[WHAT THIS TASK INVOLVES] Transcribe all the records with complete accuracy.

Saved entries
==========
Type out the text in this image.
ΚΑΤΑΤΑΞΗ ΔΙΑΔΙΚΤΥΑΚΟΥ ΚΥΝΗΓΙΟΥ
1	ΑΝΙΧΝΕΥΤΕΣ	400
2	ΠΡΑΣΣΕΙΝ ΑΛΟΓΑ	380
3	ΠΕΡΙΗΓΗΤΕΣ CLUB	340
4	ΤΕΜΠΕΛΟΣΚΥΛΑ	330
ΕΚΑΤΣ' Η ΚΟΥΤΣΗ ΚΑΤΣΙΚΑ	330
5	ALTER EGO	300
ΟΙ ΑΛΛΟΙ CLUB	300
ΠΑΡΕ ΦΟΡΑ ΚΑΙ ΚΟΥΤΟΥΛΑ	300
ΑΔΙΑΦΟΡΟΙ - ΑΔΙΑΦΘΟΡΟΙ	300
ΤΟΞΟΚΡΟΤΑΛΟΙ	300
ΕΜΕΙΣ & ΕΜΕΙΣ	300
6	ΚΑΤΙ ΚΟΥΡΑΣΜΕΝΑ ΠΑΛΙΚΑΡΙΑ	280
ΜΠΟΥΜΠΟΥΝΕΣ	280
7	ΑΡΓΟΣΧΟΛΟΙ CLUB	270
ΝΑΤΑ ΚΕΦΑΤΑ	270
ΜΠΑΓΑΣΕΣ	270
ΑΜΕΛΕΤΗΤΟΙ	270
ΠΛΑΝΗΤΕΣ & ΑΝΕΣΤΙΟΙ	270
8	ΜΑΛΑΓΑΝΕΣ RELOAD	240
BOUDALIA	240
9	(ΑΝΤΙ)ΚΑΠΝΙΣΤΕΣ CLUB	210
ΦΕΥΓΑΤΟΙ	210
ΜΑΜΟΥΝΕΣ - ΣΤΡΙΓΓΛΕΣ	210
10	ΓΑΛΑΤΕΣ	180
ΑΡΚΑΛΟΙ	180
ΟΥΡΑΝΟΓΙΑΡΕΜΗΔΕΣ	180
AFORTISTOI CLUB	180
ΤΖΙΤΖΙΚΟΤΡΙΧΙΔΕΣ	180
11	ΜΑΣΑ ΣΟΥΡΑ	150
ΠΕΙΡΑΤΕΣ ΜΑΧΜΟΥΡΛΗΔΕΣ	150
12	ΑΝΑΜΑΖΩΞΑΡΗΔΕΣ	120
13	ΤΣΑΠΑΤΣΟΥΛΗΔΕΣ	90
==========
[OUTPUT OF THE TASK]
Type out the text in this image.
ΚΑΤΑΤΑΞΗ ΔΙΑΔΙΚΤΥΑΚΟΥ ΚΥΝΗΓΙΟΥ
1	ΑΝΙΧΝΕΥΤΕΣ	400
2	ΠΡΑΣΣΕΙΝ ΑΛΟΓΑ	380
3	ΠΕΡΙΗΓΗΤΕΣ CLUB	340
4	ΤΕΜΠΕΛΟΣΚΥΛΑ	330
ΕΚΑΤΣ' Η ΚΟΥΤΣΗ ΚΑΤΣΙΚΑ	330
5	ALTER EGO	300
ΟΙ ΑΛΛΟΙ CLUB	300
ΠΑΡΕ ΦΟΡΑ ΚΑΙ ΚΟΥΤΟΥΛΑ	300
ΑΔΙΑΦΟΡΟΙ - ΑΔΙΑΦΘΟΡΟΙ	300
ΤΟΞΟΚΡΟΤΑΛΟΙ	300
ΕΜΕΙΣ & ΕΜΕΙΣ	300
6	ΚΑΤΙ ΚΟΥΡΑΣΜΕΝΑ ΠΑΛΙΚΑΡΙΑ	280
ΜΠΟΥΜΠΟΥΝΕΣ	280
7	ΑΡΓΟΣΧΟΛΟΙ CLUB	270
ΝΑΤΑ ΚΕΦΑΤΑ	270
ΜΠΑΓΑΣΕΣ	270
ΑΜΕΛΕΤΗΤΟΙ	270
ΠΛΑΝΗΤΕΣ & ΑΝΕΣΤΙΟΙ	270
8	ΜΑΛΑΓΑΝΕΣ RELOAD	240
BOUDALIA	240
9	(ΑΝΤΙ)ΚΑΠΝΙΣΤΕΣ CLUB	210
ΦΕΥΓΑΤΟΙ	210
ΜΑΜΟΥΝΕΣ - ΣΤΡΙΓΓΛΕΣ	210
10	ΓΑΛΑΤΕΣ	180
ΑΡΚΑΛΟΙ	180
ΟΥΡΑΝΟΓΙΑΡΕΜΗΔΕΣ	180
AFORTISTOI CLUB	180
ΤΖΙΤΖΙΚΟΤΡΙΧΙΔΕΣ	180
11	ΜΑΣΑ ΣΟΥΡΑ	150
ΠΕΙΡΑΤΕΣ ΜΑΧΜΟΥΡΛΗΔΕΣ	150
12	ΑΝΑΜΑΖΩΞΑΡΗΔΕΣ	120
13	ΤΣΑΠΑΤΣΟΥΛΗΔΕΣ	90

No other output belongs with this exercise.